# EXERCISE GOAL
Can you pick up the passage on the Holy Spirit's work in John 16 after its last sentence and carry it forward?

# GIVEN PASSAGE
During the Last Supper, Jesus spoke more specifically about the lives of his followers after his resurrection and ascension: “If I go, I will send the Paraclete to you. When he comes, he will convict the world concerning sin, and righteousness, and judgment; concerning sin, because they do not believe in me; and concerning righteousness, because I go to the Father, and you no longer behold me; and concerning judgment, because the ruler of this world has been judged” (John 16:7–11).
Pentecost Sunday is the day we celebrate the official fulfillment of God’s promise that goes as far back as Abraham (Genesis 17:7): God’s people will be given God’s Spirit. One place in the New Testament where we read this promise is John 16. The word of God for us in this declaration by Jesus is that we can be joyfully confident in our faith as we encounter a world that doesn’t love the Lord by paying attention to the work of discernment the Holy Spirit performs in the Lord’s absence.
In John’s vocabulary, the term “world” refers to those people who do not rejoice in the God who created and sustains them, who rebel against his rule in their lives, who refuse to recognize that their stance is wrong, and who are, therefore, subject to his wrath. The term “world” indicates the people of the lie.
When we encounter challenges to our faith and need our souls restored, the Holy Spirit works as the judge in our souls, pronouncing the Christian’s understanding of reality right and the world’s wrong. Jesus tells us that the Holy Spirit is not working directly in the hearts of worldly people, but rather in the lives of the disciples. His work of conviction is to help us, his disciples, just as Jesus would have helped were he with us in the flesh. Therefore, it seems more appropriate to understand that the word “convict” means exposing to Christ’s disciples the world’s error concerning the items Jesus mentioned.
He shows us the world’s error and restores our confidence in the truth that gives us hope. The World’s view of sin is not related to Jesus. But not trusting Jesus to mediate God’s grace to us is the essence of sin. The World doesn’t think righteousness has anything to do with how God views our relationship with him. But Jesus’ being in God’s presence proves he was correct about how to be right in God’s eyes. The World thinks judgment will never come. However, it has already begun. When people in the World make claims that disquiet our hearts, the Paraclete not only exposes their error, but he also keeps guiding us into all the truth, restoring our confidence in Jesus and our joy in his glory.

# DATA LISTING
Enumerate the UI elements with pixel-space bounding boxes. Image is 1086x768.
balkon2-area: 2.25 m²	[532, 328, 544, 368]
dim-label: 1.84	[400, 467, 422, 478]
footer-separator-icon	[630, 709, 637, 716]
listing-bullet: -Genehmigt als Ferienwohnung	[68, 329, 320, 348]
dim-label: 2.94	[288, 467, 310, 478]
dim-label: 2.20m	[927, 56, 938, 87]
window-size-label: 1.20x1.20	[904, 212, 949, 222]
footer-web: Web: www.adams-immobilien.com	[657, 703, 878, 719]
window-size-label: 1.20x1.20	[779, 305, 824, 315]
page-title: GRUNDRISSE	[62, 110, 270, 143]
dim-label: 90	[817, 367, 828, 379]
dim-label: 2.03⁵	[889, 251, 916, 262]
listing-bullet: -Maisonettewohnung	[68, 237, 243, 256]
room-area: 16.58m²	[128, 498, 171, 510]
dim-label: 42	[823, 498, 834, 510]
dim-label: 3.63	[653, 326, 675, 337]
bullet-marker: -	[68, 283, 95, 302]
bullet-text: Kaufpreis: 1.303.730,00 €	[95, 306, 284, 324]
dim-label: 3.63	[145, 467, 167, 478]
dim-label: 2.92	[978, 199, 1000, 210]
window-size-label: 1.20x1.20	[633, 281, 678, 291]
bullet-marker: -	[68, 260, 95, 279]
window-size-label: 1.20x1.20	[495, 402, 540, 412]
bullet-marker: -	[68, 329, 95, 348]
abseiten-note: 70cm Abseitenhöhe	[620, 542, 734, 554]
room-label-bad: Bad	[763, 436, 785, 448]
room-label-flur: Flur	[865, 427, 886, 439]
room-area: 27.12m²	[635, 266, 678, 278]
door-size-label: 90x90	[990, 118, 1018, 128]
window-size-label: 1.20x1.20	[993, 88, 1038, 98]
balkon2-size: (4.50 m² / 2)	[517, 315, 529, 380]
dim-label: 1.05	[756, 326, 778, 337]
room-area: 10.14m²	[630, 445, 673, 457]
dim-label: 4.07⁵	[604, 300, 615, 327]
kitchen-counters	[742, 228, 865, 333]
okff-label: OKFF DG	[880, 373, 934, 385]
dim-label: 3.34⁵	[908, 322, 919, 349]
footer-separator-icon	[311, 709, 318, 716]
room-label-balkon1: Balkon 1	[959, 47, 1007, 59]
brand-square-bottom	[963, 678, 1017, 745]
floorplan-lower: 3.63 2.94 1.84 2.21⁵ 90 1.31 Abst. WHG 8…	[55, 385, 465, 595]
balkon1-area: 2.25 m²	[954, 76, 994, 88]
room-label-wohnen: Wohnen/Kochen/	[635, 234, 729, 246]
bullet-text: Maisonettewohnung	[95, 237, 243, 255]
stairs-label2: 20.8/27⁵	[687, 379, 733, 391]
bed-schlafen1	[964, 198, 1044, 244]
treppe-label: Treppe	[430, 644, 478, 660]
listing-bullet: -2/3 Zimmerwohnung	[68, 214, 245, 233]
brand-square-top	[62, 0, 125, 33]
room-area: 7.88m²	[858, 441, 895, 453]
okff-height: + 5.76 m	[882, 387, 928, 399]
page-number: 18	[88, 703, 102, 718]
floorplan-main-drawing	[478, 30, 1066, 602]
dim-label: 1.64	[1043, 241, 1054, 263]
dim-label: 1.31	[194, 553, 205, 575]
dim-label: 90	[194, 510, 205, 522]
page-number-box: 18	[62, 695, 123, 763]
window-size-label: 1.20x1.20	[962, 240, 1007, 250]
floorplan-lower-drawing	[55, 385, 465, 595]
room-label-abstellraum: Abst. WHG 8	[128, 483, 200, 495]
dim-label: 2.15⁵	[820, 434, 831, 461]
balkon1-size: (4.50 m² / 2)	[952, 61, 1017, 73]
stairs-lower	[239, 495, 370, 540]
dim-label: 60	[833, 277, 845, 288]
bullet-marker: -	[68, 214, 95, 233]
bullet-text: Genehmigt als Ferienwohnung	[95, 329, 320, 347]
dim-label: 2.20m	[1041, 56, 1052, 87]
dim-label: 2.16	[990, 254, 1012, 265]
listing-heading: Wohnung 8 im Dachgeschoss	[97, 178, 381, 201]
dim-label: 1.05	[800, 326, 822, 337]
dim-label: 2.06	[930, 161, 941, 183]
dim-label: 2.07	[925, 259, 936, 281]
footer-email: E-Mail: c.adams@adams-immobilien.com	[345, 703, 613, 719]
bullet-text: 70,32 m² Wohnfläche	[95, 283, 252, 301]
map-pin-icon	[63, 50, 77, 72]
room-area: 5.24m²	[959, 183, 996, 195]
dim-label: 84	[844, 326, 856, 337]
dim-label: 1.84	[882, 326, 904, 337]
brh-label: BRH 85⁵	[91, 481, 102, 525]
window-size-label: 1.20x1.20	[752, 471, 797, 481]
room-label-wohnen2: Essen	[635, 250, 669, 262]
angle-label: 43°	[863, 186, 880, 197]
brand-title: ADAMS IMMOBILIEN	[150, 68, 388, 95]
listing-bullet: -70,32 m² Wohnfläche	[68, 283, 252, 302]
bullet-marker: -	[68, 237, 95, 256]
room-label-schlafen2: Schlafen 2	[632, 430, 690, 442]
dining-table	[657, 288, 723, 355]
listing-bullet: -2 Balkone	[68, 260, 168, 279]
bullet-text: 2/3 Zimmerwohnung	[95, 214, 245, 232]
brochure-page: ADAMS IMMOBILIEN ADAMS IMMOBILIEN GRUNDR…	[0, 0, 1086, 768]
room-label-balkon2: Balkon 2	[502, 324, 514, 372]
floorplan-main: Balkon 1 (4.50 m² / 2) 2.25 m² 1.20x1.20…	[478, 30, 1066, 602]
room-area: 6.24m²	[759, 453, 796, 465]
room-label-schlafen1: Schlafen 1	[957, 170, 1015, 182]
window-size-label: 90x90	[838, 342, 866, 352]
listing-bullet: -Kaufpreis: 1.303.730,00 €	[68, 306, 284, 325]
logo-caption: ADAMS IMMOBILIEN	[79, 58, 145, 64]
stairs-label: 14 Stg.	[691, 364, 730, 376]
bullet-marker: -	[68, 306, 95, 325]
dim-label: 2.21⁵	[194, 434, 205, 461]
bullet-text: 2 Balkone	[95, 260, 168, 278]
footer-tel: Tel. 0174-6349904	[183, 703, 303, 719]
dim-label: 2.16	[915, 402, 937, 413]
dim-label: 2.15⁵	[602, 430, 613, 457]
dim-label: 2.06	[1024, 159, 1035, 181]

# RESPONSE BOX
Today, we celebrate the fulfillment of the promise that came at Pentecost. We are the recipients of the benefits Jesus offered to the original disciples. The only difference between them and us is that some of what the Spirit does for us, he does through what he did for the disciples. We do not receive revelation as the apostles did. But there the difference ends. The Spirit works in our hearts so that we see and appreciate the glories of the truth revealed in Scripture. Then, as we walk and talk about the light this glorious truth sheds on our path, all the erroneous ideas of the people who live around us are exposed. Because of this, we may even become a means by which the Spirit opens their hearts to respond with delight to the God to whom we bear witness.
This means that, in order to open ourselves to the convicting influence of the Spirit of Truth, we must saturate ourselves in what he has revealed in Scripture, and we must pray that he will cause us to delight in and live by the truth about the God we find there. Our strong, joyful confidence in the midst of animosity will be possible as the Spirit proves that just as Jesus did not leave the first disciples alone, he has not left us alone either.